- Rows
-- BEGIN --

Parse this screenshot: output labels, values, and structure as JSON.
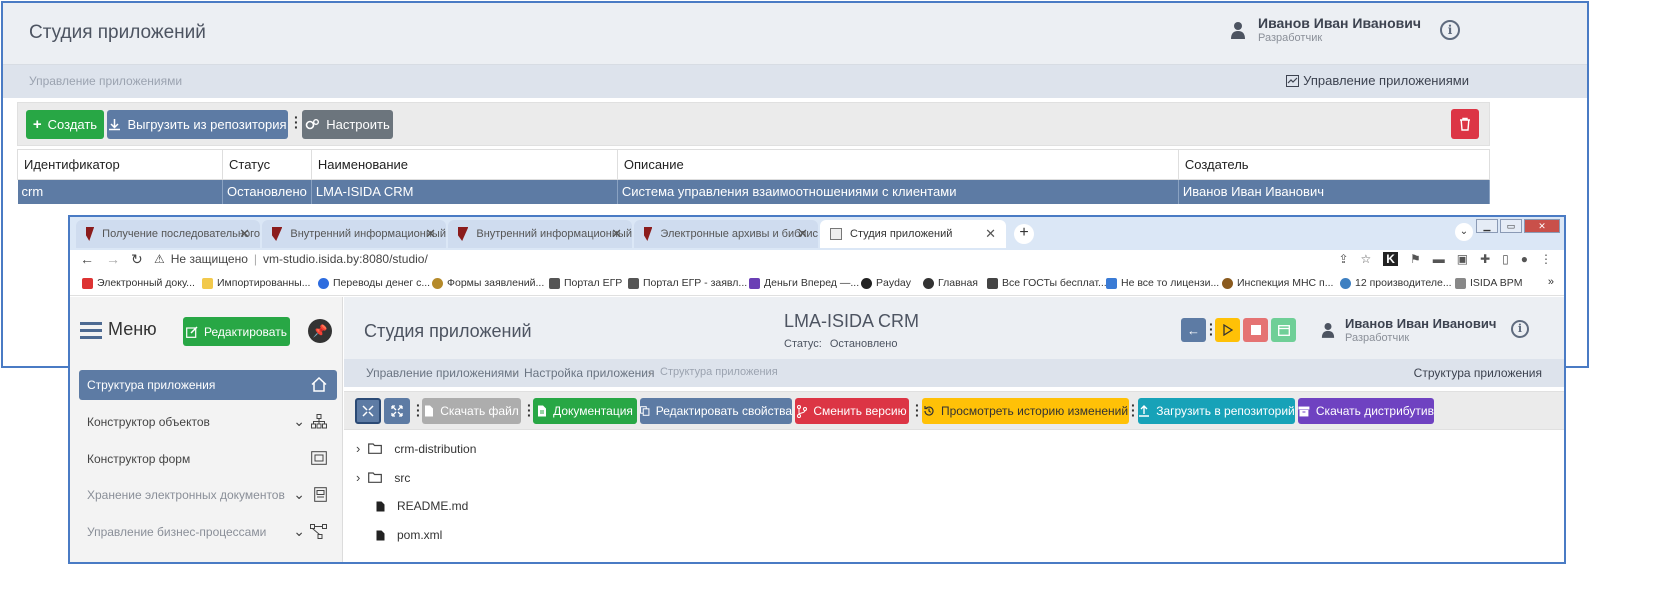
{
  "back": {
    "title": "Студия приложений",
    "user_name": "Иванов Иван Иванович",
    "user_role": "Разработчик",
    "breadcrumb": "Управление приложениями",
    "breadcrumb_right": "Управление приложениями",
    "toolbar": {
      "create": "Создать",
      "export": "Выгрузить из репозитория",
      "settings": "Настроить"
    },
    "table": {
      "headers": [
        "Идентификатор",
        "Статус",
        "Наименование",
        "Описание",
        "Создатель"
      ],
      "rows": [
        [
          "crm",
          "Остановлено",
          "LMA-ISIDA CRM",
          "Система управления взаимоотношениями с клиентами",
          "Иванов Иван Иванович"
        ]
      ]
    }
  },
  "browser": {
    "tabs": [
      {
        "label": "Получение последовательного"
      },
      {
        "label": "Внутренний информационный"
      },
      {
        "label": "Внутренний информационный"
      },
      {
        "label": "Электронные архивы и библис"
      },
      {
        "label": "Студия приложений"
      }
    ],
    "address": {
      "security": "Не защищено",
      "url": "vm-studio.isida.by:8080/studio/"
    },
    "bookmarks": [
      "Электронный доку...",
      "Импортированны...",
      "Переводы денег с...",
      "Формы заявлений...",
      "Портал ЕГР",
      "Портал ЕГР - заявл...",
      "Деньги Вперед —...",
      "Payday",
      "Главная",
      "Все ГОСТы бесплат...",
      "Не все то лицензи...",
      "Инспекция МНС п...",
      "12 производителе...",
      "ISIDA BPM"
    ]
  },
  "front": {
    "menu_label": "Меню",
    "edit_button": "Редактировать",
    "sidebar": [
      {
        "label": "Структура приложения",
        "icon": "home-icon"
      },
      {
        "label": "Конструктор объектов",
        "icon": "hierarchy-icon"
      },
      {
        "label": "Конструктор форм",
        "icon": "form-icon"
      },
      {
        "label": "Хранение электронных документов",
        "icon": "document-icon"
      },
      {
        "label": "Управление бизнес-процессами",
        "icon": "process-icon"
      }
    ],
    "title": "Студия приложений",
    "app_name": "LMA-ISIDA CRM",
    "status_label": "Статус:",
    "status_value": "Остановлено",
    "user_name": "Иванов Иван Иванович",
    "user_role": "Разработчик",
    "breadcrumb": [
      "Управление приложениями",
      "Настройка приложения",
      "Структура приложения"
    ],
    "breadcrumb_right": "Структура приложения",
    "toolbar": {
      "download_file": "Скачать файл",
      "documentation": "Документация",
      "edit_props": "Редактировать свойства",
      "change_version": "Сменить версию",
      "history": "Просмотреть историю изменений",
      "upload_repo": "Загрузить в репозиторий",
      "download_dist": "Скачать дистрибутив"
    },
    "tree": [
      {
        "label": "crm-distribution",
        "type": "folder"
      },
      {
        "label": "src",
        "type": "folder"
      },
      {
        "label": "README.md",
        "type": "file"
      },
      {
        "label": "pom.xml",
        "type": "file"
      }
    ]
  },
  "colors": {
    "green": "#28a745",
    "blue_gray": "#5d7ba4",
    "red": "#dc3545",
    "yellow": "#ffc107",
    "teal": "#17a2b8",
    "purple": "#6f42c1",
    "gray": "#6c757d"
  }
}
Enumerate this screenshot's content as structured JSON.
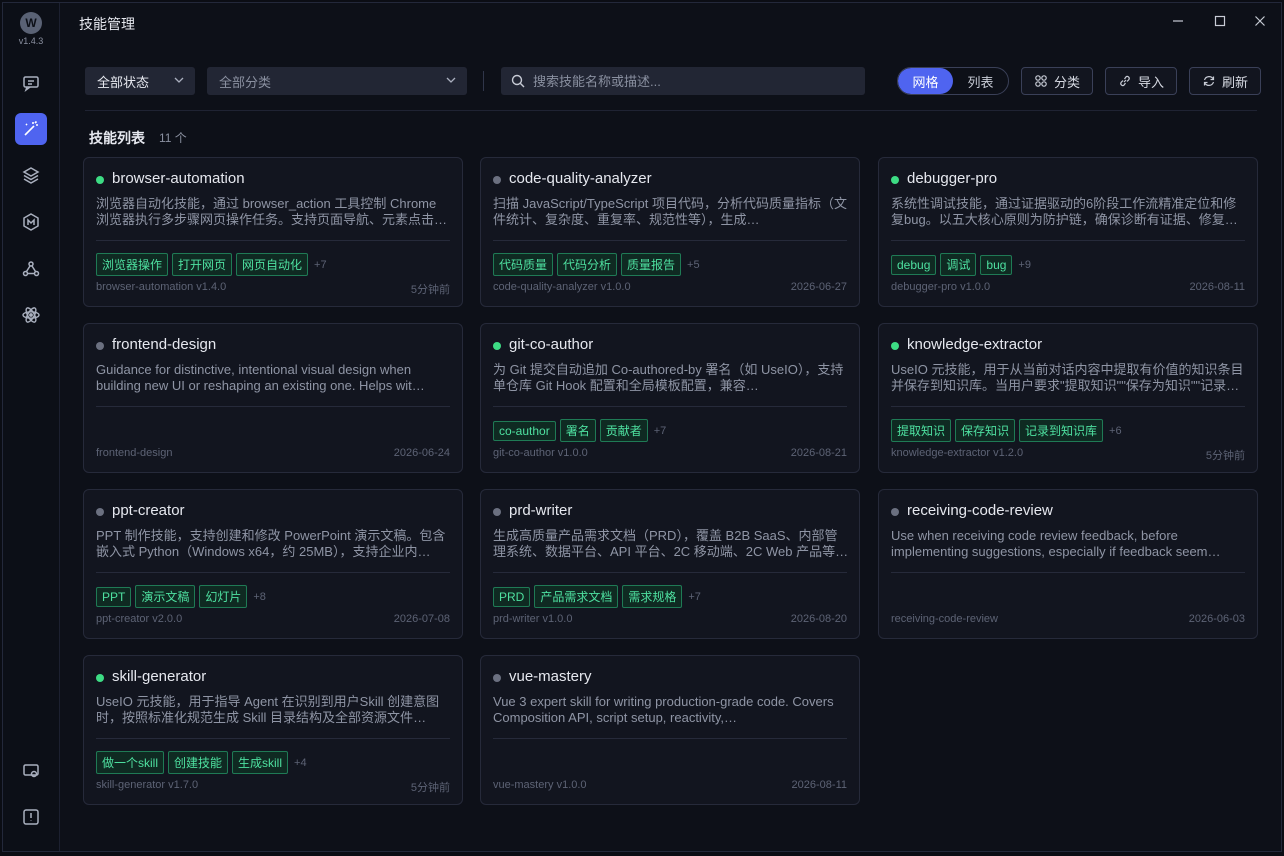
{
  "app": {
    "version": "v1.4.3",
    "title": "技能管理"
  },
  "toolbar": {
    "status_filter": "全部状态",
    "category_filter": "全部分类",
    "search_placeholder": "搜索技能名称或描述...",
    "view_grid": "网格",
    "view_list": "列表",
    "category_btn": "分类",
    "import_btn": "导入",
    "refresh_btn": "刷新"
  },
  "section": {
    "title": "技能列表",
    "count": "11 个"
  },
  "colors": {
    "accent": "#4f64f0",
    "active_dot": "#3ddc84",
    "inactive_dot": "#6b7080",
    "tag_text": "#4ee0a0"
  },
  "cards": [
    {
      "name": "browser-automation",
      "active": true,
      "desc": "浏览器自动化技能，通过 browser_action 工具控制 Chrome 浏览器执行多步骤网页操作任务。支持页面导航、元素点击…",
      "tags": [
        "浏览器操作",
        "打开网页",
        "网页自动化"
      ],
      "more": "+7",
      "foot": "browser-automation v1.4.0",
      "time": "5分钟前"
    },
    {
      "name": "code-quality-analyzer",
      "active": false,
      "desc": "扫描 JavaScript/TypeScript 项目代码，分析代码质量指标（文件统计、复杂度、重复率、规范性等），生成…",
      "tags": [
        "代码质量",
        "代码分析",
        "质量报告"
      ],
      "more": "+5",
      "foot": "code-quality-analyzer v1.0.0",
      "time": "2026-06-27"
    },
    {
      "name": "debugger-pro",
      "active": true,
      "desc": "系统性调试技能，通过证据驱动的6阶段工作流精准定位和修复bug。以五大核心原则为防护链，确保诊断有证据、修复…",
      "tags": [
        "debug",
        "调试",
        "bug"
      ],
      "more": "+9",
      "foot": "debugger-pro v1.0.0",
      "time": "2026-08-11"
    },
    {
      "name": "frontend-design",
      "active": false,
      "desc": "Guidance for distinctive, intentional visual design when building new UI or reshaping an existing one. Helps wit…",
      "tags": [],
      "more": "",
      "foot": "frontend-design",
      "time": "2026-06-24"
    },
    {
      "name": "git-co-author",
      "active": true,
      "desc": "为 Git 提交自动追加 Co-authored-by 署名（如 UseIO），支持单仓库 Git Hook 配置和全局模板配置，兼容…",
      "tags": [
        "co-author",
        "署名",
        "贡献者"
      ],
      "more": "+7",
      "foot": "git-co-author v1.0.0",
      "time": "2026-08-21"
    },
    {
      "name": "knowledge-extractor",
      "active": true,
      "desc": "UseIO 元技能，用于从当前对话内容中提取有价值的知识条目并保存到知识库。当用户要求\"提取知识\"\"保存为知识\"\"记录…",
      "tags": [
        "提取知识",
        "保存知识",
        "记录到知识库"
      ],
      "more": "+6",
      "foot": "knowledge-extractor v1.2.0",
      "time": "5分钟前"
    },
    {
      "name": "ppt-creator",
      "active": false,
      "desc": "PPT 制作技能，支持创建和修改 PowerPoint 演示文稿。包含嵌入式 Python（Windows x64，约 25MB），支持企业内…",
      "tags": [
        "PPT",
        "演示文稿",
        "幻灯片"
      ],
      "more": "+8",
      "foot": "ppt-creator v2.0.0",
      "time": "2026-07-08"
    },
    {
      "name": "prd-writer",
      "active": false,
      "desc": "生成高质量产品需求文档（PRD），覆盖 B2B SaaS、内部管理系统、数据平台、API 平台、2C 移动端、2C Web 产品等…",
      "tags": [
        "PRD",
        "产品需求文档",
        "需求规格"
      ],
      "more": "+7",
      "foot": "prd-writer v1.0.0",
      "time": "2026-08-20"
    },
    {
      "name": "receiving-code-review",
      "active": false,
      "desc": "Use when receiving code review feedback, before implementing suggestions, especially if feedback seem…",
      "tags": [],
      "more": "",
      "foot": "receiving-code-review",
      "time": "2026-06-03"
    },
    {
      "name": "skill-generator",
      "active": true,
      "desc": "UseIO 元技能，用于指导 Agent 在识别到用户Skill 创建意图时，按照标准化规范生成 Skill 目录结构及全部资源文件（含…",
      "tags": [
        "做一个skill",
        "创建技能",
        "生成skill"
      ],
      "more": "+4",
      "foot": "skill-generator v1.7.0",
      "time": "5分钟前"
    },
    {
      "name": "vue-mastery",
      "active": false,
      "desc": "Vue 3 expert skill for writing production-grade code. Covers Composition API, script setup, reactivity,…",
      "tags": [],
      "more": "",
      "foot": "vue-mastery v1.0.0",
      "time": "2026-08-11"
    }
  ]
}
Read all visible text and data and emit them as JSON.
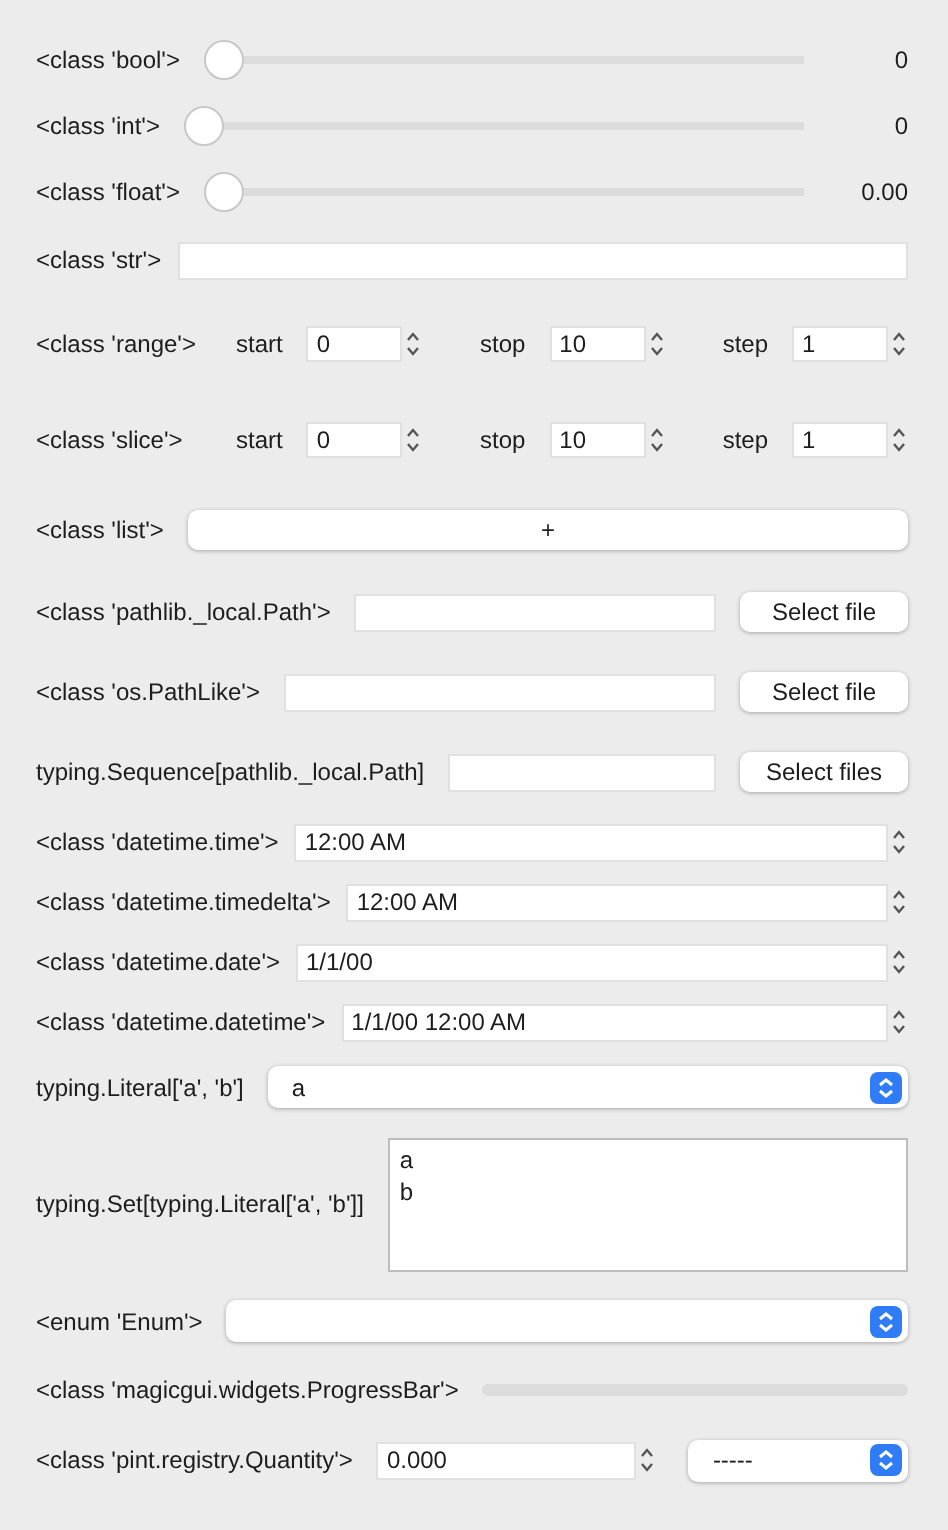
{
  "rows": [
    {
      "kind": "slider",
      "label": "<class 'bool'>",
      "reading": "0",
      "level": 0
    },
    {
      "kind": "slider",
      "label": "<class 'int'>",
      "reading": "0",
      "level": 0
    },
    {
      "kind": "slider",
      "label": "<class 'float'>",
      "reading": "0.00",
      "level": 0
    },
    {
      "kind": "text",
      "label": "<class 'str'>"
    },
    {
      "kind": "range",
      "label": "<class 'range'>",
      "fields": [
        {
          "label": "start",
          "value": "0"
        },
        {
          "label": "stop",
          "value": "10"
        },
        {
          "label": "step",
          "value": "1"
        }
      ]
    },
    {
      "kind": "range",
      "label": "<class 'slice'>",
      "fields": [
        {
          "label": "start",
          "value": "0"
        },
        {
          "label": "stop",
          "value": "10"
        },
        {
          "label": "step",
          "value": "1"
        }
      ]
    },
    {
      "kind": "add",
      "label": "<class 'list'>",
      "button": "+"
    },
    {
      "kind": "file",
      "label": "<class 'pathlib._local.Path'>",
      "button": "Select file"
    },
    {
      "kind": "file",
      "label": "<class 'os.PathLike'>",
      "button": "Select file"
    },
    {
      "kind": "file",
      "label": "typing.Sequence[pathlib._local.Path]",
      "button": "Select files"
    },
    {
      "kind": "spin",
      "label": "<class 'datetime.time'>",
      "value": "12:00 AM"
    },
    {
      "kind": "spin",
      "label": "<class 'datetime.timedelta'>",
      "value": "12:00 AM"
    },
    {
      "kind": "spin",
      "label": "<class 'datetime.date'>",
      "value": "1/1/00"
    },
    {
      "kind": "spin",
      "label": "<class 'datetime.datetime'>",
      "value": "1/1/00 12:00 AM"
    },
    {
      "kind": "select",
      "label": "typing.Literal['a', 'b']",
      "value": "a"
    },
    {
      "kind": "listbox",
      "label": "typing.Set[typing.Literal['a', 'b']]",
      "items": [
        "a",
        "b"
      ]
    },
    {
      "kind": "select",
      "label": "<enum 'Enum'>"
    },
    {
      "kind": "progress",
      "label": "<class 'magicgui.widgets.ProgressBar'>",
      "level": 0
    },
    {
      "kind": "quantity",
      "label": "<class 'pint.registry.Quantity'>",
      "value": "0.000",
      "unit": "-----"
    }
  ]
}
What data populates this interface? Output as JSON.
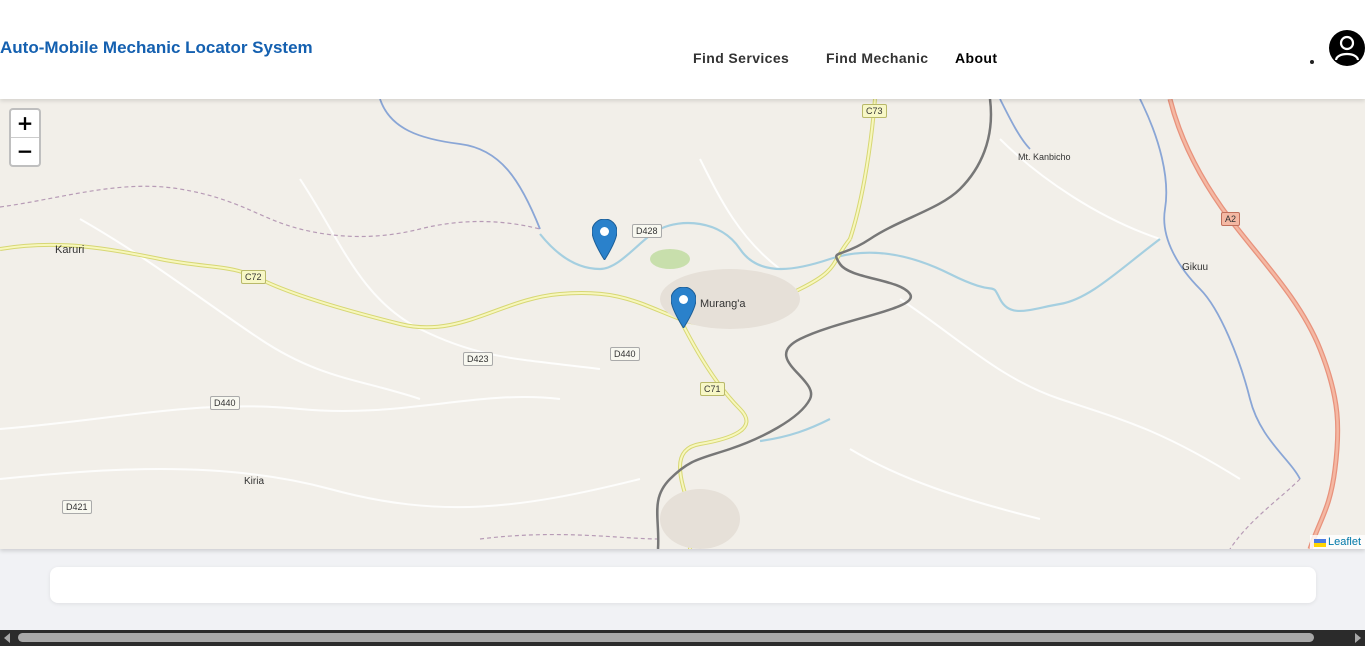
{
  "header": {
    "title": "Auto-Mobile Mechanic Locator System",
    "nav": [
      {
        "label": "Find Services"
      },
      {
        "label": "Find Mechanic"
      },
      {
        "label": "About"
      }
    ]
  },
  "map": {
    "zoom_in": "+",
    "zoom_out": "−",
    "attribution": "Leaflet",
    "places": [
      "Karuri",
      "Murang'a",
      "Kiria",
      "Gikuu",
      "Mt. Kanbicho"
    ],
    "roads": [
      "C72",
      "C73",
      "C71",
      "D428",
      "D423",
      "D440",
      "D440",
      "D421",
      "A2"
    ],
    "markers": [
      "marker-1",
      "marker-2"
    ]
  },
  "colors": {
    "brand": "#1460b0",
    "marker": "#2a81cb",
    "map_bg": "#f2efe9"
  }
}
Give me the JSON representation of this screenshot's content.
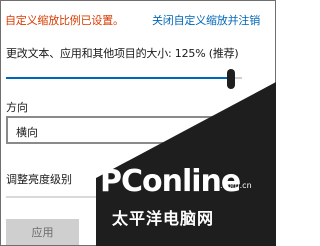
{
  "display_settings": {
    "custom_scaling_warning": "自定义缩放比例已设置。",
    "disable_custom_scaling_link": "关闭自定义缩放并注销",
    "scale_label": "更改文本、应用和其他项目的大小: 125% (推荐)",
    "scale_slider_fraction": 0.955,
    "orientation_label": "方向",
    "orientation_value": "横向",
    "brightness_label": "调整亮度级别",
    "apply_button": "应用"
  },
  "watermark": {
    "brand": "PConline",
    "domain": ".com.cn",
    "chinese": "太平洋电脑网"
  },
  "colors": {
    "warning": "#d83b01",
    "link": "#0067b8",
    "slider_thumb": "#1f1f1f",
    "watermark_bg": "#1e1e1e"
  },
  "icons": {
    "dropdown": "chevron-down-icon"
  }
}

-- END --

- Stated task
Check every line for "receiving" and show the ones that have it.

- Written solution
      "name": "receiving-code-review",
      "desc": "Use when receiving code review feedback, before implementing suggestions, especially if feedback seem…",
      "foot": "receiving-code-review",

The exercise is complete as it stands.